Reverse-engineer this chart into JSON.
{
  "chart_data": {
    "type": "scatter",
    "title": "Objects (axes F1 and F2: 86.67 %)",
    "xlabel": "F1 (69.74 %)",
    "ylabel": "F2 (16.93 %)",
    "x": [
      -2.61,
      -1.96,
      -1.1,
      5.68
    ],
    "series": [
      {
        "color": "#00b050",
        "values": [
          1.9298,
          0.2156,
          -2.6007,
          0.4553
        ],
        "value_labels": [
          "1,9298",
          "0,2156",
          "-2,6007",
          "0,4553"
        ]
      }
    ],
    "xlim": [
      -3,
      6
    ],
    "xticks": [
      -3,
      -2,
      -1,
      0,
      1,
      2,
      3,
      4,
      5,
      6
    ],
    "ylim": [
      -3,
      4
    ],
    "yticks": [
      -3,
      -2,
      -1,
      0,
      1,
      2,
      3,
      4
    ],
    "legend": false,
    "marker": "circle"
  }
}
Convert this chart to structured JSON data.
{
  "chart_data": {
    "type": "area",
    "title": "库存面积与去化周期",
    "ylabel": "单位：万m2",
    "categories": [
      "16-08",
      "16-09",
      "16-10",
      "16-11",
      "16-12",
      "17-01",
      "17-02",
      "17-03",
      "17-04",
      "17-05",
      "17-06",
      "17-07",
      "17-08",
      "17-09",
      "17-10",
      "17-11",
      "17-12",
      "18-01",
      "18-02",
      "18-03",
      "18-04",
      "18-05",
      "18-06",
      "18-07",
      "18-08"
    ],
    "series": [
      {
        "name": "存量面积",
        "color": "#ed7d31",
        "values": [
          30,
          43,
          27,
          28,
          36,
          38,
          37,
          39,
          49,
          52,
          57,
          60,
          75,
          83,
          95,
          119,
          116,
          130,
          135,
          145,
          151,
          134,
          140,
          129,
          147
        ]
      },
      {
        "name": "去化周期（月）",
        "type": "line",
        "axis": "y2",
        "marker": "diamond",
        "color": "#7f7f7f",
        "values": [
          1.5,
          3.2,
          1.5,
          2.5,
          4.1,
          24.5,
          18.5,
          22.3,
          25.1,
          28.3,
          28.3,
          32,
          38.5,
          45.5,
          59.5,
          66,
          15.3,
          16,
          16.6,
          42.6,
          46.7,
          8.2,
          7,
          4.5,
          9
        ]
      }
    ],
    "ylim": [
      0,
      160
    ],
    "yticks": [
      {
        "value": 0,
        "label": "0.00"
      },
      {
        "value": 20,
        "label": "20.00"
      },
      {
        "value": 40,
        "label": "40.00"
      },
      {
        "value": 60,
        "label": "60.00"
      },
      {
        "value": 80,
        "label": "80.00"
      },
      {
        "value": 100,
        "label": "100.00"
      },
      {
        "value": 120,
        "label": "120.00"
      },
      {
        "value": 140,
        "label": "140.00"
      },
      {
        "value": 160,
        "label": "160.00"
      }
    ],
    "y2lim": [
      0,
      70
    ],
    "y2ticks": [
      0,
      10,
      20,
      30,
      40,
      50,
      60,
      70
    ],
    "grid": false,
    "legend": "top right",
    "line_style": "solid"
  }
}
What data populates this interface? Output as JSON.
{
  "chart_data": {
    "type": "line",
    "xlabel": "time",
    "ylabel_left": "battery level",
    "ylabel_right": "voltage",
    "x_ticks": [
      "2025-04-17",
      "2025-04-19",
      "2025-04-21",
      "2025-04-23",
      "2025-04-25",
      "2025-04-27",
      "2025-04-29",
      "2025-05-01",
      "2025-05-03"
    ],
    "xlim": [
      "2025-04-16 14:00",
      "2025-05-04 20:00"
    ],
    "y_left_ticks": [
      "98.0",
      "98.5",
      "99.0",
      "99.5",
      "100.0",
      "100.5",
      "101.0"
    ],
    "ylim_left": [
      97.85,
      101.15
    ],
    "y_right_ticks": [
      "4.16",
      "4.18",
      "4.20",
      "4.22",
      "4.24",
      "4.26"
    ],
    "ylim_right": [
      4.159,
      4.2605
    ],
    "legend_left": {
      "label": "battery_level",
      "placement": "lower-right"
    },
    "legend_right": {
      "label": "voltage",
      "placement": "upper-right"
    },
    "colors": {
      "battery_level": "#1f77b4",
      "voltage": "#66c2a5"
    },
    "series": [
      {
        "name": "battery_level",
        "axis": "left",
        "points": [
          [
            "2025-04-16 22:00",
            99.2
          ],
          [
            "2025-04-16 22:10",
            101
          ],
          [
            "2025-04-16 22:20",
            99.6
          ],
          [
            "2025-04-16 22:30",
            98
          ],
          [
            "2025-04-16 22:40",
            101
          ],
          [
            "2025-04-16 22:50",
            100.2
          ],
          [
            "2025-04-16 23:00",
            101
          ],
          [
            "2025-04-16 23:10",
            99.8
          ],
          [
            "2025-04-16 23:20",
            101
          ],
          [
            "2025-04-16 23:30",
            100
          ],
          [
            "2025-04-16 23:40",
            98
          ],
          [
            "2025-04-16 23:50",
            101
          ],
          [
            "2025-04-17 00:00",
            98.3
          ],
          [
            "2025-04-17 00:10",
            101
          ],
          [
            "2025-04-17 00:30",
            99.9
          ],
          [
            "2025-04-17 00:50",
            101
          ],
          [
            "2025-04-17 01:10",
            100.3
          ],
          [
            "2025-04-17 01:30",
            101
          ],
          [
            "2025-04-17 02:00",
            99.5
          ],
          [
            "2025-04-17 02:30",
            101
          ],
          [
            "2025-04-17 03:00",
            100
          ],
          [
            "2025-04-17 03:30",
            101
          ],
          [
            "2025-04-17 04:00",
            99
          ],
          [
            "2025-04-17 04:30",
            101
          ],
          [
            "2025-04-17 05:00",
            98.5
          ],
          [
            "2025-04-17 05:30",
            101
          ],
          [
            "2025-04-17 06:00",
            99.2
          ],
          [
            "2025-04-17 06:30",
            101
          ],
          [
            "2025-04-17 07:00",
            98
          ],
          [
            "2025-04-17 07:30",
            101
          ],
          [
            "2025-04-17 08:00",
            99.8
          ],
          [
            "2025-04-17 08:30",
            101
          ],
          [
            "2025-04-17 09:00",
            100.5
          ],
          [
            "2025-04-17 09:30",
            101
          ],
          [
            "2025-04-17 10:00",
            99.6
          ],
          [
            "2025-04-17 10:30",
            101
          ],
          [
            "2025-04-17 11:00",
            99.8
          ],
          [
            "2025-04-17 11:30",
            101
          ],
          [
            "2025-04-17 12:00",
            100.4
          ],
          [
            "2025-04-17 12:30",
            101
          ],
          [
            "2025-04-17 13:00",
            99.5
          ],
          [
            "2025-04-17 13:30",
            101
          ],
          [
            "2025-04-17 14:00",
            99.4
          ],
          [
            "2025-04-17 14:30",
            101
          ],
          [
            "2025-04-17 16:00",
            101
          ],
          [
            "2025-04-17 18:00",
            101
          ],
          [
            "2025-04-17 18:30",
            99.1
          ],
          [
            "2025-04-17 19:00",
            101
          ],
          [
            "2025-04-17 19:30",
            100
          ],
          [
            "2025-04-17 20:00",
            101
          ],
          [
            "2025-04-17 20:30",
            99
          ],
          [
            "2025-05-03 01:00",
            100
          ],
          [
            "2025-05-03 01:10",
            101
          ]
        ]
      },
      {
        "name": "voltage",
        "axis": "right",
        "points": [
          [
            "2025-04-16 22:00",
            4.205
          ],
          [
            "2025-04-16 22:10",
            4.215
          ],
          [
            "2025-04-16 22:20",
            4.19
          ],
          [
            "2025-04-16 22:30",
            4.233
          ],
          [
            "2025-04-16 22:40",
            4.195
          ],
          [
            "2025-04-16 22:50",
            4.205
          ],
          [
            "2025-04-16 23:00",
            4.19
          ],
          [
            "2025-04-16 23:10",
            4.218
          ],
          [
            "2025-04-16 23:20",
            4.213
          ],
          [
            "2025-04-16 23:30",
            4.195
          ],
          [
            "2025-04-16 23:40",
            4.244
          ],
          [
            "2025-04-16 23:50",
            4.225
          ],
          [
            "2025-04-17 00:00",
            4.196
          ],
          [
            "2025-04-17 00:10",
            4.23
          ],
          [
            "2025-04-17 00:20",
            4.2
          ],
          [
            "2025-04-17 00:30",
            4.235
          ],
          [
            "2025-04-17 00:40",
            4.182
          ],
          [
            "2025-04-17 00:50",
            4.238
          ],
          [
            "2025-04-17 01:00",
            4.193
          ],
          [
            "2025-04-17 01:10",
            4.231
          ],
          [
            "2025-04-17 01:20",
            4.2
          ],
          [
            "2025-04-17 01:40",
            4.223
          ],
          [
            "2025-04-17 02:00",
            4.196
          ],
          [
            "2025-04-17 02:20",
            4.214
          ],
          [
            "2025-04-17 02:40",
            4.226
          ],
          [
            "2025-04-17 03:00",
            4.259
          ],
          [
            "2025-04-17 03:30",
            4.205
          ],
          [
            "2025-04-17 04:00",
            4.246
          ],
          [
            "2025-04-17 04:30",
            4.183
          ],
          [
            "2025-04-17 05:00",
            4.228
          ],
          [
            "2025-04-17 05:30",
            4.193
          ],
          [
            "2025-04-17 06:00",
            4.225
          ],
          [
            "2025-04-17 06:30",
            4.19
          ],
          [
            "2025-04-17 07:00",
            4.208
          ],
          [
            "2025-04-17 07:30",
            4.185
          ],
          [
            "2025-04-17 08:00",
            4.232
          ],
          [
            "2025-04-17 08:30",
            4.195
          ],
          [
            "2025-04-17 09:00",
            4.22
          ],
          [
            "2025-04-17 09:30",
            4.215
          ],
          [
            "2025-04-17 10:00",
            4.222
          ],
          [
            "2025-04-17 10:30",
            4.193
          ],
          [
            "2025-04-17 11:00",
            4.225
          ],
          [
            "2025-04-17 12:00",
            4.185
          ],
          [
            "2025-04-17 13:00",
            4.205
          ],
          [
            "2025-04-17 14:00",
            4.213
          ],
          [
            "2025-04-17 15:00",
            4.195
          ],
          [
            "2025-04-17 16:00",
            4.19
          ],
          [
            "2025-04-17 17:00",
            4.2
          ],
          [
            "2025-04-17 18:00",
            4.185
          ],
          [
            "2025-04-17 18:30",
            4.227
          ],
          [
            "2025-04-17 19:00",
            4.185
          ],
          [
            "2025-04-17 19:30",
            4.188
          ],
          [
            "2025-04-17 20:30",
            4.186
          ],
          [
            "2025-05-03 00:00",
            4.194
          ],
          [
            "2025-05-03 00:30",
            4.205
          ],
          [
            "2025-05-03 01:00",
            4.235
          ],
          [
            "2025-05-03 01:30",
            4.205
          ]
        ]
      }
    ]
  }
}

> Your instructions
Isolate each line of the listing above that includes "voltage". Copy it.

> Solution to the exercise
    "ylabel_right": "voltage",
      "label": "voltage",
      "voltage": "#66c2a5"
        "name": "voltage",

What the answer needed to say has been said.